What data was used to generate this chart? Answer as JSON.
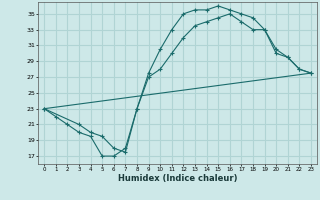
{
  "xlabel": "Humidex (Indice chaleur)",
  "background_color": "#cde8e8",
  "grid_color": "#b0d4d4",
  "line_color": "#1a6b6b",
  "xlim": [
    -0.5,
    23.5
  ],
  "ylim": [
    16,
    36.5
  ],
  "yticks": [
    17,
    19,
    21,
    23,
    25,
    27,
    29,
    31,
    33,
    35
  ],
  "xticks": [
    0,
    1,
    2,
    3,
    4,
    5,
    6,
    7,
    8,
    9,
    10,
    11,
    12,
    13,
    14,
    15,
    16,
    17,
    18,
    19,
    20,
    21,
    22,
    23
  ],
  "line1_x": [
    0,
    1,
    2,
    3,
    4,
    5,
    6,
    7,
    8,
    9,
    10,
    11,
    12,
    13,
    14,
    15,
    16,
    17,
    18,
    19,
    20,
    21,
    22,
    23
  ],
  "line1_y": [
    23.0,
    22.0,
    21.0,
    20.0,
    19.5,
    17.0,
    17.0,
    18.0,
    23.0,
    27.5,
    30.5,
    33.0,
    35.0,
    35.5,
    35.5,
    36.0,
    35.5,
    35.0,
    34.5,
    33.0,
    30.5,
    29.5,
    28.0,
    27.5
  ],
  "line2_x": [
    0,
    3,
    4,
    5,
    6,
    7,
    8,
    9,
    10,
    11,
    12,
    13,
    14,
    15,
    16,
    17,
    18,
    19,
    20,
    21,
    22,
    23
  ],
  "line2_y": [
    23.0,
    21.0,
    20.0,
    19.5,
    18.0,
    17.5,
    23.0,
    27.0,
    28.0,
    30.0,
    32.0,
    33.5,
    34.0,
    34.5,
    35.0,
    34.0,
    33.0,
    33.0,
    30.0,
    29.5,
    28.0,
    27.5
  ],
  "line3_x": [
    0,
    23
  ],
  "line3_y": [
    23.0,
    27.5
  ]
}
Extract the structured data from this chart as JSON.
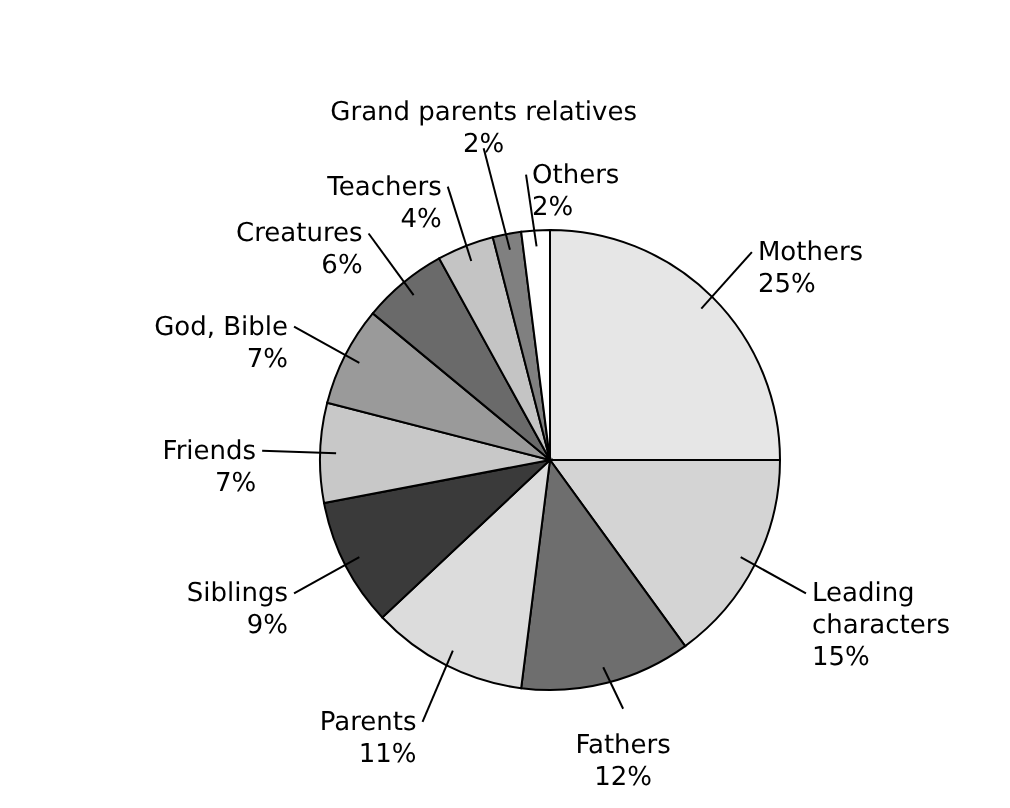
{
  "chart_data": {
    "type": "pie",
    "categories": [
      "Mothers",
      "Leading characters",
      "Fathers",
      "Parents",
      "Siblings",
      "Friends",
      "God, Bible",
      "Creatures",
      "Teachers",
      "Grand parents relatives",
      "Others"
    ],
    "values": [
      25,
      15,
      12,
      11,
      9,
      7,
      7,
      6,
      4,
      2,
      2
    ],
    "value_labels": [
      "25%",
      "15%",
      "12%",
      "11%",
      "9%",
      "7%",
      "7%",
      "6%",
      "4%",
      "2%",
      "2%"
    ],
    "colors": [
      "#e6e6e6",
      "#d4d4d4",
      "#6e6e6e",
      "#dcdcdc",
      "#3a3a3a",
      "#c8c8c8",
      "#9a9a9a",
      "#6a6a6a",
      "#c4c4c4",
      "#808080",
      "#ffffff"
    ],
    "legend": false
  }
}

▸ To do
Leave out the pictures and reproduce the rest of the listing exactly.

▸ Correct answer
What data was used to generate this chart? Answer as JSON.
{
  "xlabel": "Humidex (Indice chaleur)",
  "background_color": "#cde8e8",
  "grid_color": "#b0d4d4",
  "line_color": "#1a6b6b",
  "xlim": [
    -0.5,
    23.5
  ],
  "ylim": [
    16,
    36.5
  ],
  "yticks": [
    17,
    19,
    21,
    23,
    25,
    27,
    29,
    31,
    33,
    35
  ],
  "xticks": [
    0,
    1,
    2,
    3,
    4,
    5,
    6,
    7,
    8,
    9,
    10,
    11,
    12,
    13,
    14,
    15,
    16,
    17,
    18,
    19,
    20,
    21,
    22,
    23
  ],
  "line1_x": [
    0,
    1,
    2,
    3,
    4,
    5,
    6,
    7,
    8,
    9,
    10,
    11,
    12,
    13,
    14,
    15,
    16,
    17,
    18,
    19,
    20,
    21,
    22,
    23
  ],
  "line1_y": [
    23.0,
    22.0,
    21.0,
    20.0,
    19.5,
    17.0,
    17.0,
    18.0,
    23.0,
    27.5,
    30.5,
    33.0,
    35.0,
    35.5,
    35.5,
    36.0,
    35.5,
    35.0,
    34.5,
    33.0,
    30.5,
    29.5,
    28.0,
    27.5
  ],
  "line2_x": [
    0,
    3,
    4,
    5,
    6,
    7,
    8,
    9,
    10,
    11,
    12,
    13,
    14,
    15,
    16,
    17,
    18,
    19,
    20,
    21,
    22,
    23
  ],
  "line2_y": [
    23.0,
    21.0,
    20.0,
    19.5,
    18.0,
    17.5,
    23.0,
    27.0,
    28.0,
    30.0,
    32.0,
    33.5,
    34.0,
    34.5,
    35.0,
    34.0,
    33.0,
    33.0,
    30.0,
    29.5,
    28.0,
    27.5
  ],
  "line3_x": [
    0,
    23
  ],
  "line3_y": [
    23.0,
    27.5
  ]
}
Extract the structured data from this chart as JSON.
{
  "chart_data": {
    "type": "pie",
    "categories": [
      "Mothers",
      "Leading characters",
      "Fathers",
      "Parents",
      "Siblings",
      "Friends",
      "God, Bible",
      "Creatures",
      "Teachers",
      "Grand parents relatives",
      "Others"
    ],
    "values": [
      25,
      15,
      12,
      11,
      9,
      7,
      7,
      6,
      4,
      2,
      2
    ],
    "value_labels": [
      "25%",
      "15%",
      "12%",
      "11%",
      "9%",
      "7%",
      "7%",
      "6%",
      "4%",
      "2%",
      "2%"
    ],
    "colors": [
      "#e6e6e6",
      "#d4d4d4",
      "#6e6e6e",
      "#dcdcdc",
      "#3a3a3a",
      "#c8c8c8",
      "#9a9a9a",
      "#6a6a6a",
      "#c4c4c4",
      "#808080",
      "#ffffff"
    ],
    "legend": false
  }
}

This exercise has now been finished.